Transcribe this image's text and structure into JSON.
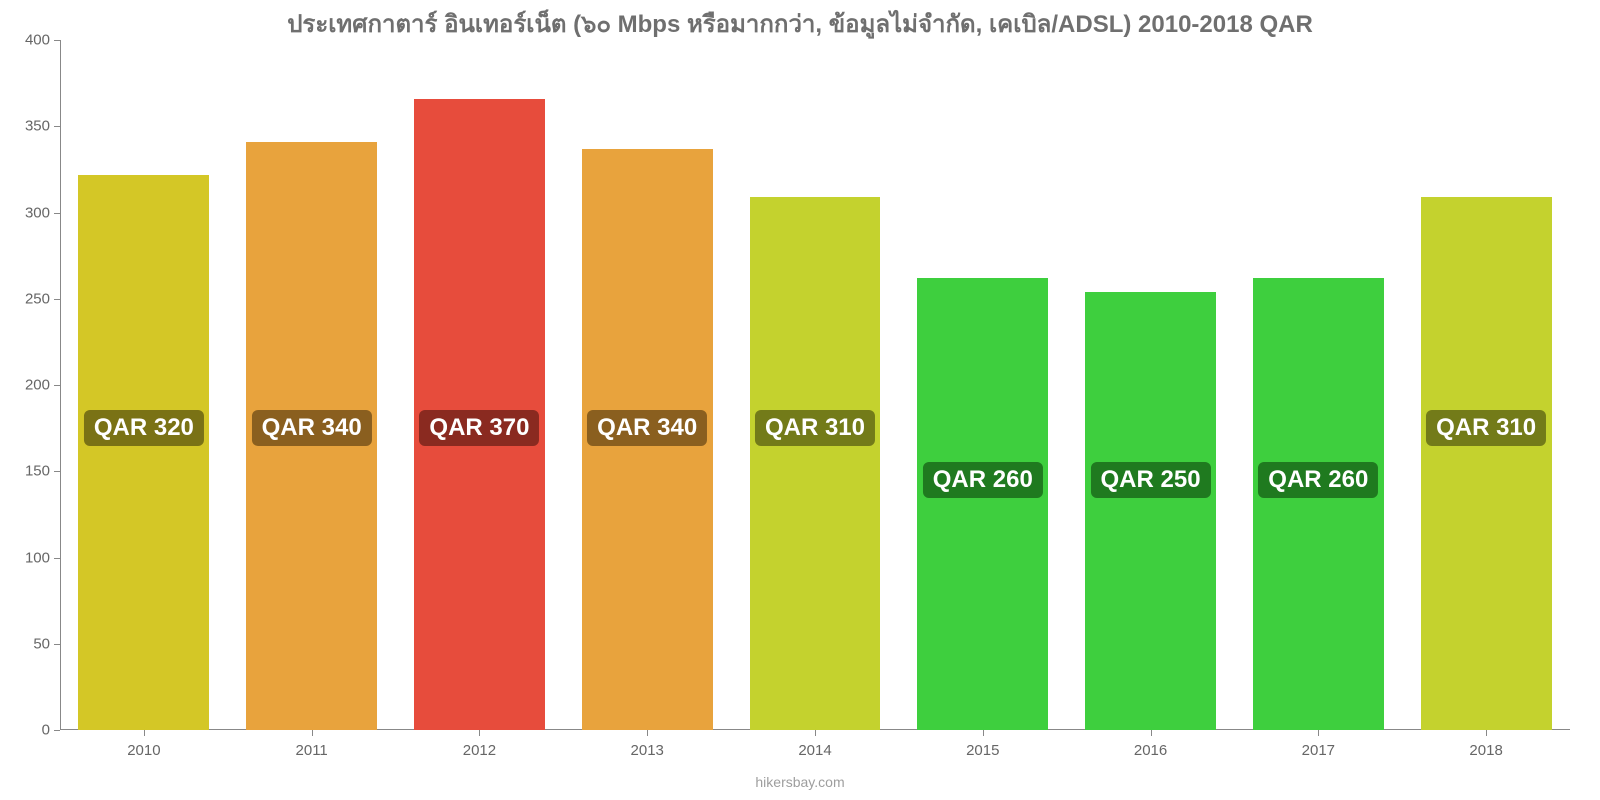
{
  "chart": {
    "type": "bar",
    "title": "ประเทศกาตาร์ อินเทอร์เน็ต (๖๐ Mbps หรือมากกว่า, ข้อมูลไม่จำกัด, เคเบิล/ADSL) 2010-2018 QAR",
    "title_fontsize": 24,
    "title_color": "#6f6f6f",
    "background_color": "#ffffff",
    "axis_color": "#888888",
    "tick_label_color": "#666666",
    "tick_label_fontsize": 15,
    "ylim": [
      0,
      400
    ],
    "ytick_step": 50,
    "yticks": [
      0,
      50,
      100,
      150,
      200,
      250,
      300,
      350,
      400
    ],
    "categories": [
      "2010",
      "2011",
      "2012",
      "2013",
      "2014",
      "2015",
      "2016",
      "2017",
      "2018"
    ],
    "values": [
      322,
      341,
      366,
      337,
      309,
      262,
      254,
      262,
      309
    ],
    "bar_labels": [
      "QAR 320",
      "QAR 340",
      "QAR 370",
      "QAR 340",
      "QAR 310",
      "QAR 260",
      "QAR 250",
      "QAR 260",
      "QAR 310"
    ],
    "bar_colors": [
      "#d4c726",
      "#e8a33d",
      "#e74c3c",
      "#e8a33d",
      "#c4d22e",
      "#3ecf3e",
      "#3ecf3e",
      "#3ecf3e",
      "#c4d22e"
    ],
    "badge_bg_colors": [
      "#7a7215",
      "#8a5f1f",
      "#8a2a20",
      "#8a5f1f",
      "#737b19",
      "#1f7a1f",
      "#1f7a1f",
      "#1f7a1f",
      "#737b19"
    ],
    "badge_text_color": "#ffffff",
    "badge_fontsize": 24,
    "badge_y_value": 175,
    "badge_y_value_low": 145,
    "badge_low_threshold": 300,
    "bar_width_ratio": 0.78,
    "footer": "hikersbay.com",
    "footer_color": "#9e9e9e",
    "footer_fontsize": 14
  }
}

...

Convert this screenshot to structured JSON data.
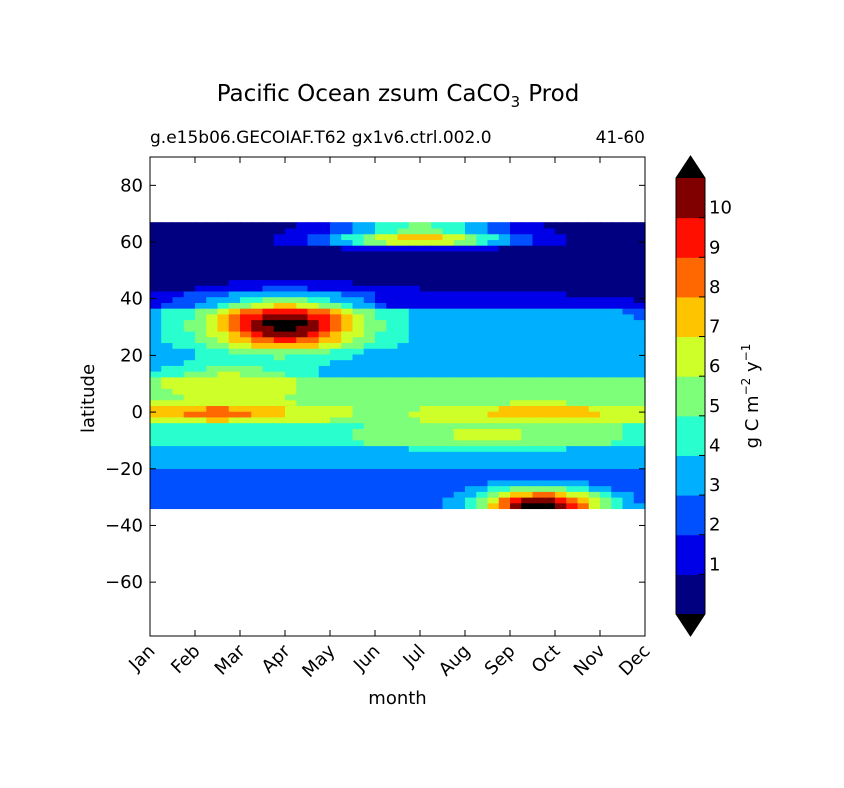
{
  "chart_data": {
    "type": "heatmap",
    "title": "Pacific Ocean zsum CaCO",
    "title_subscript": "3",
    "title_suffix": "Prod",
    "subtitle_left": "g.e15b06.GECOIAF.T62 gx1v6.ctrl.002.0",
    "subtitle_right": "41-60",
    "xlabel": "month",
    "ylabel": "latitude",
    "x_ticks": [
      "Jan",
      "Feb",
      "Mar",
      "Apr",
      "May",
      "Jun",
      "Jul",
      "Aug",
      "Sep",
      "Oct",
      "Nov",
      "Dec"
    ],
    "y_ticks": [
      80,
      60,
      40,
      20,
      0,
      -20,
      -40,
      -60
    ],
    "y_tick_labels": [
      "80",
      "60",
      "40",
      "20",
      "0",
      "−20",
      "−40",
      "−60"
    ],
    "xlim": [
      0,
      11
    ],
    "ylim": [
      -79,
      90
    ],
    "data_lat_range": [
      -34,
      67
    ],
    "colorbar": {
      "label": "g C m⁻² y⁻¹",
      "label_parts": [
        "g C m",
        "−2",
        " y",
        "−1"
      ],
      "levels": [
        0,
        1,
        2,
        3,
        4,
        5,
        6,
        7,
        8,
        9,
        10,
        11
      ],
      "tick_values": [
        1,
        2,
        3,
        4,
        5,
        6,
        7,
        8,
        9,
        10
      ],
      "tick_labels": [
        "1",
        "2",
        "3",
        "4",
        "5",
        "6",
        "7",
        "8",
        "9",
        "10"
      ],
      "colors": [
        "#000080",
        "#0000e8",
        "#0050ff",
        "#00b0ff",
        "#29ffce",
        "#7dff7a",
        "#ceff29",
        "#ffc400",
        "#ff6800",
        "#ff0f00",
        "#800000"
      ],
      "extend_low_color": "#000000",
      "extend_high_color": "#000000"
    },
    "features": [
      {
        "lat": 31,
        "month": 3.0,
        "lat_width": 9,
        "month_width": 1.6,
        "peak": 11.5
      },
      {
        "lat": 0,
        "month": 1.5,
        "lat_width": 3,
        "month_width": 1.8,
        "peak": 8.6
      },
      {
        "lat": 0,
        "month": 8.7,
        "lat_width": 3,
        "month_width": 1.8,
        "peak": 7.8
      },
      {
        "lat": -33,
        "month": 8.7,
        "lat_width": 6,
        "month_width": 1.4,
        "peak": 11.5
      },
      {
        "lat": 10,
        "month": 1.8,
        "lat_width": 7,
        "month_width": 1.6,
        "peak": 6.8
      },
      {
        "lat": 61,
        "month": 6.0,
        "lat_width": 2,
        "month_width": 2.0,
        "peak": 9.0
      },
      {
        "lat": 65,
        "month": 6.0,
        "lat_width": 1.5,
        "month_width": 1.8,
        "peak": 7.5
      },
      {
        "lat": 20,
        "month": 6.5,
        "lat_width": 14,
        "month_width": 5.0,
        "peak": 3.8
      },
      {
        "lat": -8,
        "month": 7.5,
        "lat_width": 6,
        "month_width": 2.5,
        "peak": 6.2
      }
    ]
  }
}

● AIM:
Scan the listing above and identify each line holding the string "ffffff"; copy every such line.

● PROBLEM SOLUTION:
    "background_color": "#ffffff",
    "badge_text_color": "#ffffff",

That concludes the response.